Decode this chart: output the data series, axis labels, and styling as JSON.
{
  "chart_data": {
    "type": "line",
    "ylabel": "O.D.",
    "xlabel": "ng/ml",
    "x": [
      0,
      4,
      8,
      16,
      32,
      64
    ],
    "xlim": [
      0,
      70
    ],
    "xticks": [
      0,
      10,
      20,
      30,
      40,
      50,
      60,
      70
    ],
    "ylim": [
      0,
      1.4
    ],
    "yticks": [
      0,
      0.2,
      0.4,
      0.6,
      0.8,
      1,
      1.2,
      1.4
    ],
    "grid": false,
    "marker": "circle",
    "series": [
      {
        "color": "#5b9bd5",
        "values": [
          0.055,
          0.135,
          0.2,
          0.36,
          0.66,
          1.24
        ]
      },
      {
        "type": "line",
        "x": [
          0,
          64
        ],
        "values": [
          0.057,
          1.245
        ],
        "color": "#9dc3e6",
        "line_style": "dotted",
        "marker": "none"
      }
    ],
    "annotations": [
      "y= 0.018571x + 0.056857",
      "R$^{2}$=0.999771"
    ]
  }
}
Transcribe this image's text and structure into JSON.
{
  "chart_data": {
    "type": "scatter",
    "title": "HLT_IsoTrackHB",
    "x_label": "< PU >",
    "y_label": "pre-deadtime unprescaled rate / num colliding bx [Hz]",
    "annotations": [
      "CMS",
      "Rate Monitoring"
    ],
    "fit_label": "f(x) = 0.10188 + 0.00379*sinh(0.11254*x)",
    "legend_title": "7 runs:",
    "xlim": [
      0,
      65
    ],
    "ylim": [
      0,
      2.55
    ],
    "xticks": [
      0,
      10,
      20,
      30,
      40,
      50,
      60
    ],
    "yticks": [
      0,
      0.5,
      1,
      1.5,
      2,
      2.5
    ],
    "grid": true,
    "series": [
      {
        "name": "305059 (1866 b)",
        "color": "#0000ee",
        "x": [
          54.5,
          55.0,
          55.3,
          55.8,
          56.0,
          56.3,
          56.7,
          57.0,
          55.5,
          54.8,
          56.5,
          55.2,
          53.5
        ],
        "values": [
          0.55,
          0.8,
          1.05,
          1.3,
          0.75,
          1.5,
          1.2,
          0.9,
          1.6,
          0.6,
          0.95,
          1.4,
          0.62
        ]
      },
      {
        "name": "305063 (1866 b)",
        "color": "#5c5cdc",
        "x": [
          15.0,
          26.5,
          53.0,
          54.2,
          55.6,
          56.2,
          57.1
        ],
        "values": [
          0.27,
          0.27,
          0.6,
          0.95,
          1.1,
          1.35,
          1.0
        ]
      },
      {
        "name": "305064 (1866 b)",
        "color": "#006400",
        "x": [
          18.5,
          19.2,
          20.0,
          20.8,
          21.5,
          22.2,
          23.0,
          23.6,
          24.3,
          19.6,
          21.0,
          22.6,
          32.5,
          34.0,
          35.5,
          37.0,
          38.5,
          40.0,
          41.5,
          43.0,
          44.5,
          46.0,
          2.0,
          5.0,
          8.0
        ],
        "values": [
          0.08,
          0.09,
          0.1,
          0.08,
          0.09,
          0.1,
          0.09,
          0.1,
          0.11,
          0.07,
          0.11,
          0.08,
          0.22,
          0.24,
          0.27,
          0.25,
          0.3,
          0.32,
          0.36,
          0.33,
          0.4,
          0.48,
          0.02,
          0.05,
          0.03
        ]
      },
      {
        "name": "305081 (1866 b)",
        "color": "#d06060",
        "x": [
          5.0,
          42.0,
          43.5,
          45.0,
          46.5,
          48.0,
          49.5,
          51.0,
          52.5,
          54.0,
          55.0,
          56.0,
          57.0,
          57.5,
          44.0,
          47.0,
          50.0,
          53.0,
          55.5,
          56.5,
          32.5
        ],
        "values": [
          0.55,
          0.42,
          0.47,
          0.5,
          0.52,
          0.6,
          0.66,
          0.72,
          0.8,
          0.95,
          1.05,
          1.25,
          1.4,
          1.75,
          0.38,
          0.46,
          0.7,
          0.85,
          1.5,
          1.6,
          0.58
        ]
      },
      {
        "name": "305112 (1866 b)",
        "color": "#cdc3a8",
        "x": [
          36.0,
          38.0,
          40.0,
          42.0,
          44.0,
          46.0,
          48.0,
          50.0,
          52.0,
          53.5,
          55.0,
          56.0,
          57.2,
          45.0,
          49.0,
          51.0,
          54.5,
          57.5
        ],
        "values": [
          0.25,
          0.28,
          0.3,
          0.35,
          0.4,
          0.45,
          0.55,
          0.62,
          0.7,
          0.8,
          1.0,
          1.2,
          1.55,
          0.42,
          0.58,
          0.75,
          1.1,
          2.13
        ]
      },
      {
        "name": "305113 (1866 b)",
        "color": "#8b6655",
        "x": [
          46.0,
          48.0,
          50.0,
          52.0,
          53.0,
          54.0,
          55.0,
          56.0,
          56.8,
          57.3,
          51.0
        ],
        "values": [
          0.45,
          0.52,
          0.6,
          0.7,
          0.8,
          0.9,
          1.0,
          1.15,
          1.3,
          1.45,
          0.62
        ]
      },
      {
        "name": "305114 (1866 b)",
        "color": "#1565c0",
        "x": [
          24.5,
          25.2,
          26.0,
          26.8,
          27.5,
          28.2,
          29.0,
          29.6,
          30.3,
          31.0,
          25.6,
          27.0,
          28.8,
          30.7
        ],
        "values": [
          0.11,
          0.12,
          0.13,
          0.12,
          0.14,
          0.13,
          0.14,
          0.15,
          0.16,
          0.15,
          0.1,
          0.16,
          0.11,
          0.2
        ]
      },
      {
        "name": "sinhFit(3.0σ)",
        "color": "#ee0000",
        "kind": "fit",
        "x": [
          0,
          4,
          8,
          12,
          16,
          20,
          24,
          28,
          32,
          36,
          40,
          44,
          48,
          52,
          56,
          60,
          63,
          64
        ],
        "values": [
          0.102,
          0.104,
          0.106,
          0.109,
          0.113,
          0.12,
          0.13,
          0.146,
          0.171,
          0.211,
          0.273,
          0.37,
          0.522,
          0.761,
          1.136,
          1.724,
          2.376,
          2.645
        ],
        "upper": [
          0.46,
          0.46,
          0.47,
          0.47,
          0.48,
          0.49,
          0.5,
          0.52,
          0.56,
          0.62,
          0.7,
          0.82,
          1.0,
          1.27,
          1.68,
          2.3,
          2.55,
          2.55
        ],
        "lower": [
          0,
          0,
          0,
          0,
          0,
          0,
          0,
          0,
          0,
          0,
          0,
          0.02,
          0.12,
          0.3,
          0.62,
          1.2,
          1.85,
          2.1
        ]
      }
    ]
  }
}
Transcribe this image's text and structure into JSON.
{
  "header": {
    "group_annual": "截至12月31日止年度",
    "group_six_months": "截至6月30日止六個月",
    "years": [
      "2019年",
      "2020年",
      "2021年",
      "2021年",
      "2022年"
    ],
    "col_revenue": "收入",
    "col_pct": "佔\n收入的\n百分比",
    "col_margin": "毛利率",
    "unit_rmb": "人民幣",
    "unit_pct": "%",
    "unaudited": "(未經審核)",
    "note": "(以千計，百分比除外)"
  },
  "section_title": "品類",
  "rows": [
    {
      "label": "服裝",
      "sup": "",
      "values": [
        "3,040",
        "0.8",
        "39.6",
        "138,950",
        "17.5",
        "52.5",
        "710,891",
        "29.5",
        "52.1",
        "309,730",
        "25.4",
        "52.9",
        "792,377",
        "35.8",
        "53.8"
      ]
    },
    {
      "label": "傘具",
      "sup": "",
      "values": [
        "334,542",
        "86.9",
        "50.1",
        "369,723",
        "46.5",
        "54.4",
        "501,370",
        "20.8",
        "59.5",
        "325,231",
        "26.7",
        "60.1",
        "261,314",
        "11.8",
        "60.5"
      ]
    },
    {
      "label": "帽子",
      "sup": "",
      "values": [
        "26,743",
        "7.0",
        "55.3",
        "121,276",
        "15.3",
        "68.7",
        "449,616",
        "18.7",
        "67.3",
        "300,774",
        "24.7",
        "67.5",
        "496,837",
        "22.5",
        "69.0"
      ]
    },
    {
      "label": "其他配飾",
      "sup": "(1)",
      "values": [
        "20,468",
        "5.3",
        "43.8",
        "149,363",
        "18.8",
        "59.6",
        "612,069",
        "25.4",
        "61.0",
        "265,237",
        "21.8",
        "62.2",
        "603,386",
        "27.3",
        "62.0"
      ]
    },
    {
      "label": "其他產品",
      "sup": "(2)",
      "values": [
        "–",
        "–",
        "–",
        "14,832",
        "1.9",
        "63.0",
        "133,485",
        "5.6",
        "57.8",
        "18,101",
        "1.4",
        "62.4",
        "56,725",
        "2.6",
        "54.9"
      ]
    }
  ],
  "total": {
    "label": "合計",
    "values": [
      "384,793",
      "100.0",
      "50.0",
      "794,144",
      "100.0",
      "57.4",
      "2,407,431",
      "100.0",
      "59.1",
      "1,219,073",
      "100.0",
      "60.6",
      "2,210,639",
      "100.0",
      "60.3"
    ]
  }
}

## Aim of the task
Only lines with the word "name" should be collected from the material.

## Response
        "name": "305059 (1866 b)",
        "name": "305063 (1866 b)",
        "name": "305064 (1866 b)",
        "name": "305081 (1866 b)",
        "name": "305112 (1866 b)",
        "name": "305113 (1866 b)",
        "name": "305114 (1866 b)",
        "name": "sinhFit(3.0σ)",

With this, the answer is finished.